# GOAL
Check each line of the records below and collect those holding "object".

Entries from a visual dataset
------------------------------------------------------------

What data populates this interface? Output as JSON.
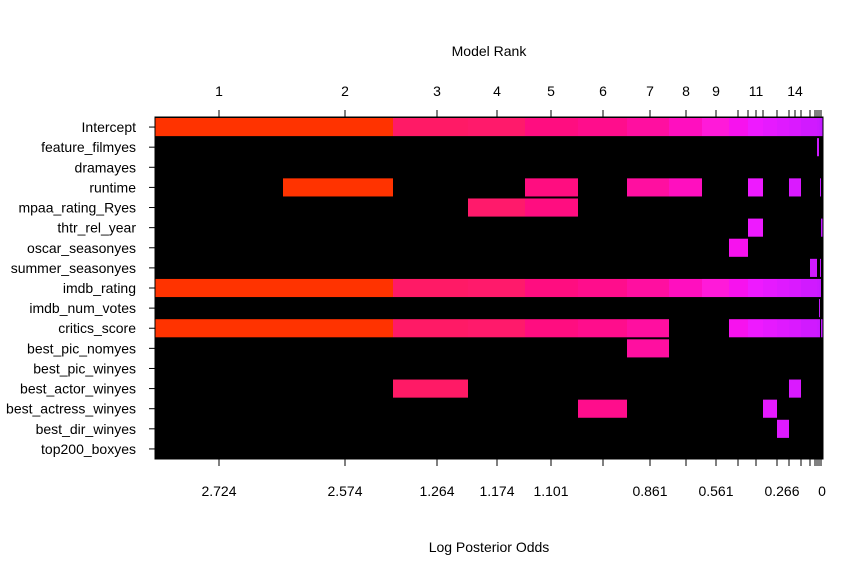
{
  "chart_data": {
    "type": "heatmap",
    "title": "Model Rank",
    "xlabel": "Log Posterior Odds",
    "rows": [
      "Intercept",
      "feature_filmyes",
      "dramayes",
      "runtime",
      "mpaa_rating_Ryes",
      "thtr_rel_year",
      "oscar_seasonyes",
      "summer_seasonyes",
      "imdb_rating",
      "imdb_num_votes",
      "critics_score",
      "best_pic_nomyes",
      "best_pic_winyes",
      "best_actor_winyes",
      "best_actress_winyes",
      "best_dir_winyes",
      "top200_boxyes"
    ],
    "top_axis": {
      "ticks": [
        "1",
        "2",
        "3",
        "4",
        "5",
        "6",
        "7",
        "8",
        "9",
        "11",
        "14"
      ]
    },
    "bottom_axis": {
      "labels": [
        "2.724",
        "2.574",
        "1.264",
        "1.174",
        "1.101",
        "0.861",
        "0.561",
        "0.266",
        "0"
      ]
    },
    "models": [
      {
        "rank": 1,
        "vars": [
          "Intercept",
          "imdb_rating",
          "critics_score"
        ],
        "color": "#ff3300"
      },
      {
        "rank": 2,
        "vars": [
          "Intercept",
          "runtime",
          "imdb_rating",
          "critics_score"
        ],
        "color": "#ff3300"
      },
      {
        "rank": 3,
        "vars": [
          "Intercept",
          "imdb_rating",
          "critics_score",
          "best_actor_winyes"
        ],
        "color": "#ff1a66"
      },
      {
        "rank": 4,
        "vars": [
          "Intercept",
          "mpaa_rating_Ryes",
          "imdb_rating",
          "critics_score"
        ],
        "color": "#ff1a6b"
      },
      {
        "rank": 5,
        "vars": [
          "Intercept",
          "runtime",
          "mpaa_rating_Ryes",
          "imdb_rating",
          "critics_score"
        ],
        "color": "#ff0d80"
      },
      {
        "rank": 6,
        "vars": [
          "Intercept",
          "imdb_rating",
          "critics_score",
          "best_actress_winyes"
        ],
        "color": "#ff0d8c"
      },
      {
        "rank": 7,
        "vars": [
          "Intercept",
          "runtime",
          "imdb_rating",
          "critics_score",
          "best_pic_nomyes"
        ],
        "color": "#ff0fa0"
      },
      {
        "rank": 8,
        "vars": [
          "Intercept",
          "runtime",
          "imdb_rating"
        ],
        "color": "#ff0fbf"
      },
      {
        "rank": 9,
        "vars": [
          "Intercept",
          "imdb_rating"
        ],
        "color": "#ff1ad9"
      },
      {
        "rank": 10,
        "vars": [
          "Intercept",
          "oscar_seasonyes",
          "imdb_rating",
          "critics_score"
        ],
        "color": "#f712ee"
      },
      {
        "rank": 11,
        "vars": [
          "Intercept",
          "runtime",
          "thtr_rel_year",
          "imdb_rating",
          "critics_score"
        ],
        "color": "#ee1aff"
      },
      {
        "rank": 12,
        "vars": [
          "Intercept",
          "imdb_rating",
          "critics_score",
          "best_actress_winyes"
        ],
        "color": "#e61aff"
      },
      {
        "rank": 13,
        "vars": [
          "Intercept",
          "imdb_rating",
          "critics_score",
          "best_dir_winyes"
        ],
        "color": "#df1aff"
      },
      {
        "rank": 14,
        "vars": [
          "Intercept",
          "runtime",
          "imdb_rating",
          "critics_score",
          "best_actor_winyes"
        ],
        "color": "#da1aff"
      },
      {
        "rank": 15,
        "vars": [
          "Intercept",
          "imdb_rating",
          "critics_score"
        ],
        "color": "#d11aff"
      },
      {
        "rank": 16,
        "vars": [
          "Intercept",
          "summer_seasonyes",
          "imdb_rating",
          "critics_score"
        ],
        "color": "#d01aff"
      },
      {
        "rank": 17,
        "vars": [
          "Intercept",
          "feature_filmyes",
          "imdb_rating",
          "critics_score"
        ],
        "color": "#cc1aff"
      },
      {
        "rank": 18,
        "vars": [
          "Intercept",
          "imdb_num_votes",
          "imdb_rating",
          "critics_score"
        ],
        "color": "#c81aff"
      },
      {
        "rank": 19,
        "vars": [
          "Intercept",
          "runtime",
          "summer_seasonyes",
          "imdb_rating"
        ],
        "color": "#c41aff"
      },
      {
        "rank": 20,
        "vars": [
          "Intercept",
          "thtr_rel_year",
          "critics_score"
        ],
        "color": "#bf1aff"
      }
    ],
    "background_color": "#000000"
  }
}
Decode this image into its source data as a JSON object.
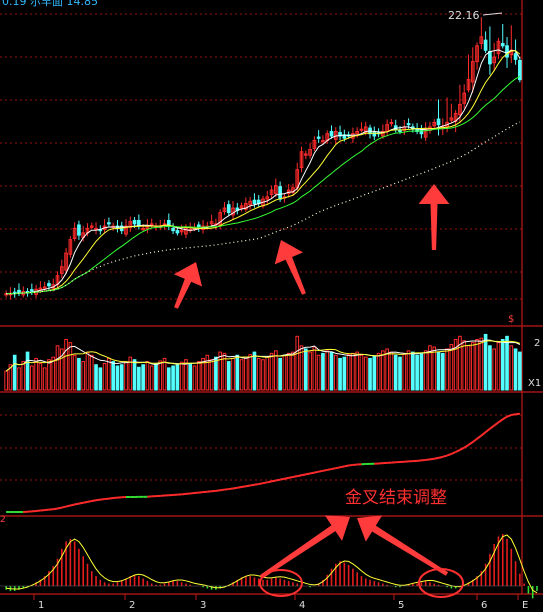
{
  "header": {
    "partial_text": "0.19  尔早面  14.85"
  },
  "price_label": "22.16",
  "annotation_text": "金叉结束调整",
  "volume_marker": "X1",
  "marker_s": "$",
  "right_tick": "2",
  "left_corner": "2",
  "x_axis_labels": [
    "1",
    "2",
    "3",
    "4",
    "5",
    "6",
    "E"
  ],
  "colors": {
    "up": "#ff2b2b",
    "down": "#54ffff",
    "ma_white": "#ffffff",
    "ma_yellow": "#ffff33",
    "ma_green": "#33ff33",
    "ma_dots": "#ffffdd",
    "arrow": "#ff3b3b",
    "grid": "#9a1010",
    "axis": "#c21818",
    "hist_pos": "#e51c1c",
    "hist_neg": "#33dd33",
    "annotation": "#ff3030"
  },
  "chart_data": [
    {
      "type": "candlestick",
      "title": "",
      "max_label": 22.16,
      "note": "daily price bars with moving averages; three arrows mark buy points",
      "close": [
        10.0,
        10.02,
        10.0,
        10.05,
        10.1,
        10.08,
        10.12,
        10.2,
        10.25,
        10.3,
        10.35,
        10.4,
        10.8,
        11.2,
        11.8,
        12.4,
        12.9,
        12.6,
        12.7,
        12.9,
        13.0,
        12.9,
        12.8,
        13.0,
        13.1,
        13.0,
        12.9,
        12.8,
        13.0,
        13.2,
        13.1,
        13.0,
        12.9,
        13.0,
        13.1,
        13.0,
        13.0,
        13.1,
        13.0,
        12.8,
        12.7,
        12.8,
        12.9,
        12.85,
        12.9,
        12.95,
        13.0,
        13.0,
        13.2,
        13.1,
        13.6,
        13.8,
        13.6,
        13.8,
        13.7,
        13.9,
        14.0,
        14.1,
        14.0,
        14.0,
        14.2,
        14.3,
        14.6,
        14.8,
        14.2,
        14.3,
        14.6,
        14.7,
        15.5,
        16.3,
        16.2,
        16.4,
        16.8,
        16.9,
        16.8,
        17.1,
        17.0,
        17.2,
        17.0,
        16.9,
        17.0,
        17.1,
        17.2,
        17.3,
        17.4,
        17.1,
        17.0,
        17.1,
        17.2,
        17.5,
        17.6,
        17.3,
        17.2,
        17.4,
        17.5,
        17.3,
        17.2,
        17.1,
        17.3,
        17.4,
        17.6,
        17.5,
        17.4,
        17.6,
        17.8,
        18.0,
        18.4,
        18.9,
        19.5,
        20.3,
        21.0,
        21.4,
        20.8,
        20.2,
        20.5,
        21.2,
        21.0,
        20.5,
        20.8,
        20.4,
        19.5
      ]
    },
    {
      "type": "bar",
      "title": "",
      "note": "volume histogram with two moving-average lines",
      "values": [
        30,
        40,
        55,
        35,
        45,
        60,
        38,
        50,
        42,
        35,
        48,
        52,
        70,
        65,
        80,
        75,
        55,
        50,
        45,
        60,
        55,
        40,
        35,
        42,
        50,
        45,
        38,
        40,
        44,
        52,
        48,
        36,
        40,
        45,
        38,
        42,
        46,
        50,
        35,
        38,
        40,
        44,
        48,
        42,
        38,
        45,
        50,
        55,
        48,
        52,
        60,
        58,
        45,
        50,
        55,
        48,
        52,
        56,
        60,
        50,
        48,
        52,
        58,
        62,
        50,
        55,
        58,
        60,
        85,
        70,
        65,
        60,
        68,
        55,
        58,
        62,
        60,
        55,
        50,
        52,
        56,
        58,
        60,
        55,
        52,
        50,
        54,
        58,
        62,
        65,
        60,
        55,
        52,
        58,
        62,
        60,
        55,
        58,
        62,
        70,
        68,
        60,
        58,
        65,
        72,
        80,
        85,
        78,
        70,
        75,
        80,
        82,
        88,
        70,
        65,
        75,
        80,
        85,
        70,
        65,
        60
      ]
    },
    {
      "type": "line",
      "title": "",
      "note": "cumulative indicator line; red while rising, green while flat",
      "values": [
        0,
        0,
        0,
        0,
        0,
        0.2,
        0.4,
        0.7,
        1.0,
        1.3,
        1.6,
        1.9,
        2.4,
        3.0,
        3.7,
        4.4,
        5.1,
        5.7,
        6.3,
        6.9,
        7.5,
        8.0,
        8.4,
        8.8,
        9.1,
        9.5,
        9.8,
        10.0,
        10.2,
        10.2,
        10.2,
        10.3,
        10.3,
        10.4,
        10.6,
        10.8,
        11.0,
        11.2,
        11.4,
        11.6,
        11.8,
        12.0,
        12.3,
        12.6,
        12.9,
        13.2,
        13.5,
        13.8,
        14.1,
        14.4,
        14.8,
        15.2,
        15.6,
        16.0,
        16.5,
        17.0,
        17.5,
        18.0,
        18.5,
        19.0,
        19.6,
        20.2,
        20.8,
        21.4,
        22.0,
        22.6,
        23.2,
        23.8,
        24.4,
        25.0,
        25.6,
        26.2,
        26.8,
        27.4,
        28.0,
        28.6,
        29.2,
        29.8,
        30.4,
        31.0,
        31.6,
        32.0,
        32.3,
        32.5,
        32.6,
        32.7,
        32.8,
        33.0,
        33.2,
        33.4,
        33.6,
        33.8,
        34.0,
        34.2,
        34.4,
        34.6,
        34.8,
        35.1,
        35.4,
        35.8,
        36.2,
        36.8,
        37.5,
        38.4,
        39.5,
        40.8,
        42.2,
        43.8,
        45.6,
        47.6,
        49.8,
        52.0,
        54.3,
        56.6,
        58.8,
        61.0,
        63.0,
        64.8,
        66.0,
        66.5,
        66.8
      ]
    },
    {
      "type": "bar",
      "title": "",
      "note": "MACD-style histogram with golden-cross circles",
      "values": [
        -3,
        -4,
        -4,
        -3,
        -2,
        -1,
        1,
        3,
        5,
        8,
        12,
        16,
        22,
        30,
        36,
        38,
        36,
        30,
        24,
        18,
        12,
        8,
        5,
        3,
        2,
        2,
        3,
        4,
        6,
        8,
        9,
        8,
        6,
        4,
        2,
        1,
        1,
        2,
        3,
        4,
        4,
        3,
        2,
        1,
        0,
        0,
        -1,
        -2,
        -3,
        -3,
        -2,
        -1,
        1,
        3,
        5,
        7,
        8,
        8,
        7,
        6,
        5,
        5,
        6,
        7,
        6,
        5,
        4,
        3,
        2,
        1,
        0,
        -1,
        0,
        2,
        5,
        9,
        14,
        18,
        20,
        19,
        17,
        14,
        11,
        8,
        6,
        5,
        4,
        3,
        2,
        1,
        0,
        -1,
        -1,
        0,
        1,
        2,
        2,
        3,
        4,
        3,
        2,
        1,
        0,
        -1,
        -2,
        -2,
        -1,
        1,
        3,
        5,
        8,
        12,
        18,
        26,
        34,
        40,
        42,
        38,
        30,
        20,
        10,
        2,
        -6,
        -10,
        -4
      ]
    }
  ]
}
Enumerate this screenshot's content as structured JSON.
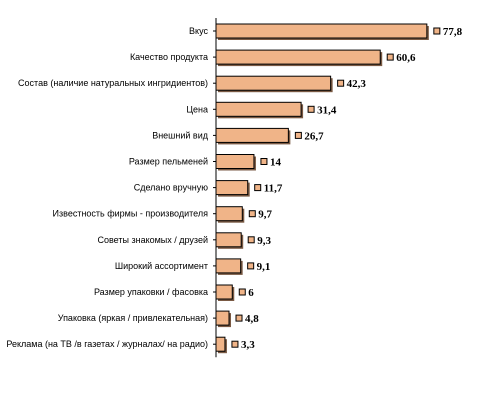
{
  "chart_data": {
    "type": "bar",
    "orientation": "horizontal",
    "title": "",
    "xlabel": "",
    "ylabel": "",
    "xlim": [
      0,
      80
    ],
    "grid": false,
    "legend": "none",
    "bar_color": "#f0b488",
    "bar_edge_color": "#000000",
    "categories": [
      "Вкус",
      "Качество продукта",
      "Состав (наличие натуральных ингридиентов)",
      "Цена",
      "Внешний вид",
      "Размер пельменей",
      "Сделано вручную",
      "Известность фирмы - производителя",
      "Советы знакомых / друзей",
      "Широкий ассортимент",
      "Размер упаковки / фасовка",
      "Упаковка (яркая / привлекательная)",
      "Реклама (на ТВ /в газетах / журналах/ на радио)"
    ],
    "values": [
      77.8,
      60.6,
      42.3,
      31.4,
      26.7,
      14,
      11.7,
      9.7,
      9.3,
      9.1,
      6,
      4.8,
      3.3
    ],
    "value_labels": [
      "77,8",
      "60,6",
      "42,3",
      "31,4",
      "26,7",
      "14",
      "11,7",
      "9,7",
      "9,3",
      "9,1",
      "6",
      "4,8",
      "3,3"
    ]
  }
}
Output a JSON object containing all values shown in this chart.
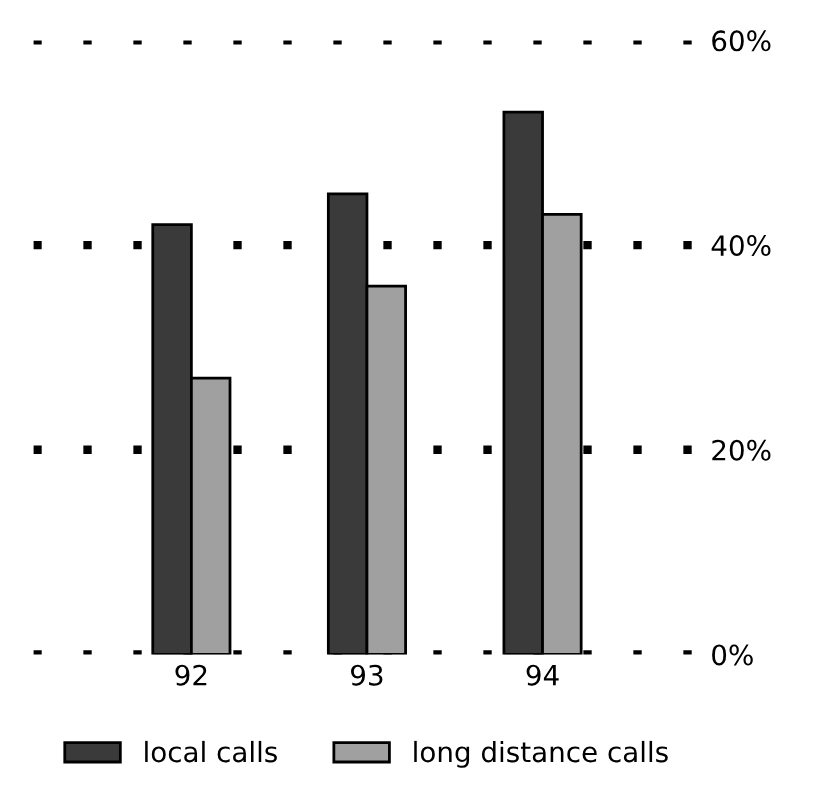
{
  "chart_data": {
    "type": "bar",
    "categories": [
      "92",
      "93",
      "94"
    ],
    "series": [
      {
        "name": "local calls",
        "color": "#3a3a3a",
        "values": [
          42,
          45,
          53
        ]
      },
      {
        "name": "long distance calls",
        "color": "#a0a0a0",
        "values": [
          27,
          36,
          43
        ]
      }
    ],
    "ylim": [
      0,
      60
    ],
    "yticks": [
      {
        "value": 0,
        "label": "0%"
      },
      {
        "value": 20,
        "label": "20%"
      },
      {
        "value": 40,
        "label": "40%"
      },
      {
        "value": 60,
        "label": "60%"
      }
    ],
    "grid": "y",
    "legend": "bottom"
  }
}
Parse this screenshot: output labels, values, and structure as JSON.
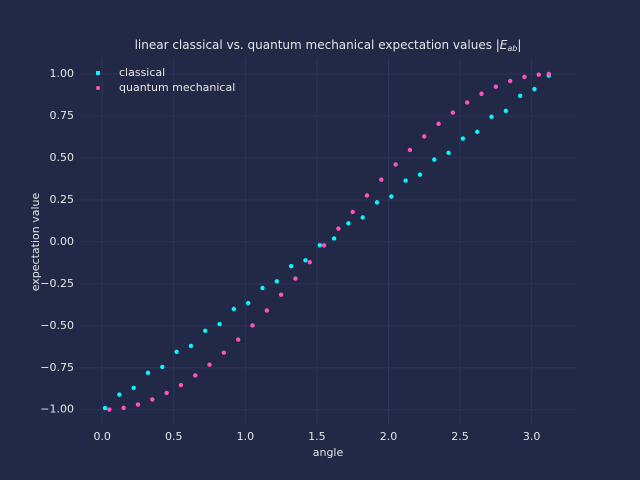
{
  "chart_data": {
    "type": "scatter",
    "title": {
      "text": "linear classical vs. quantum mechanical expectation values ",
      "math_base": "|E",
      "math_sub": "ab",
      "math_end": "|"
    },
    "x_label": "angle",
    "y_label": "expectation value",
    "xlim": [
      -0.155,
      3.31
    ],
    "ylim": [
      -1.085,
      1.095
    ],
    "xticks": [
      {
        "value": 0,
        "label": "0.0"
      },
      {
        "value": 0.5,
        "label": "0.5"
      },
      {
        "value": 1,
        "label": "1.0"
      },
      {
        "value": 1.5,
        "label": "1.5"
      },
      {
        "value": 2,
        "label": "2.0"
      },
      {
        "value": 2.5,
        "label": "2.5"
      },
      {
        "value": 3,
        "label": "3.0"
      }
    ],
    "yticks": [
      {
        "value": -1,
        "label": "−1.00"
      },
      {
        "value": -0.75,
        "label": "−0.75"
      },
      {
        "value": -0.5,
        "label": "−0.50"
      },
      {
        "value": -0.25,
        "label": "−0.25"
      },
      {
        "value": 0,
        "label": "0.00"
      },
      {
        "value": 0.25,
        "label": "0.25"
      },
      {
        "value": 0.5,
        "label": "0.50"
      },
      {
        "value": 0.75,
        "label": "0.75"
      },
      {
        "value": 1,
        "label": "1.00"
      }
    ],
    "grid": true,
    "legend": "upper left",
    "series": [
      {
        "name": "classical",
        "color": "#08F7FE",
        "x": [
          0.02,
          0.12,
          0.22,
          0.32,
          0.42,
          0.52,
          0.62,
          0.72,
          0.82,
          0.92,
          1.02,
          1.12,
          1.22,
          1.32,
          1.42,
          1.52,
          1.62,
          1.72,
          1.82,
          1.92,
          2.02,
          2.12,
          2.22,
          2.32,
          2.42,
          2.52,
          2.62,
          2.72,
          2.82,
          2.92,
          3.02,
          3.12
        ],
        "values": [
          -0.99,
          -0.91,
          -0.87,
          -0.78,
          -0.745,
          -0.655,
          -0.62,
          -0.53,
          -0.49,
          -0.4,
          -0.365,
          -0.275,
          -0.235,
          -0.145,
          -0.11,
          -0.02,
          0.02,
          0.11,
          0.145,
          0.235,
          0.27,
          0.365,
          0.4,
          0.49,
          0.53,
          0.615,
          0.655,
          0.745,
          0.78,
          0.87,
          0.91,
          0.99
        ]
      },
      {
        "name": "quantum mechanical",
        "color": "#FE53BB",
        "x": [
          0.05,
          0.15,
          0.25,
          0.35,
          0.45,
          0.55,
          0.65,
          0.75,
          0.85,
          0.95,
          1.05,
          1.15,
          1.25,
          1.35,
          1.45,
          1.55,
          1.65,
          1.75,
          1.85,
          1.95,
          2.05,
          2.15,
          2.25,
          2.35,
          2.45,
          2.55,
          2.65,
          2.75,
          2.85,
          2.95,
          3.05,
          3.12
        ],
        "values": [
          -0.999,
          -0.989,
          -0.969,
          -0.939,
          -0.9,
          -0.853,
          -0.796,
          -0.732,
          -0.66,
          -0.582,
          -0.498,
          -0.409,
          -0.315,
          -0.219,
          -0.121,
          -0.021,
          0.079,
          0.178,
          0.276,
          0.37,
          0.461,
          0.547,
          0.628,
          0.703,
          0.77,
          0.83,
          0.882,
          0.924,
          0.958,
          0.982,
          0.996,
          1.0
        ]
      }
    ]
  }
}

------------------------------------------------------------

# THE ANSWER
Decode this image into its source data as a JSON object.
Output a JSON object containing all values shown in this chart.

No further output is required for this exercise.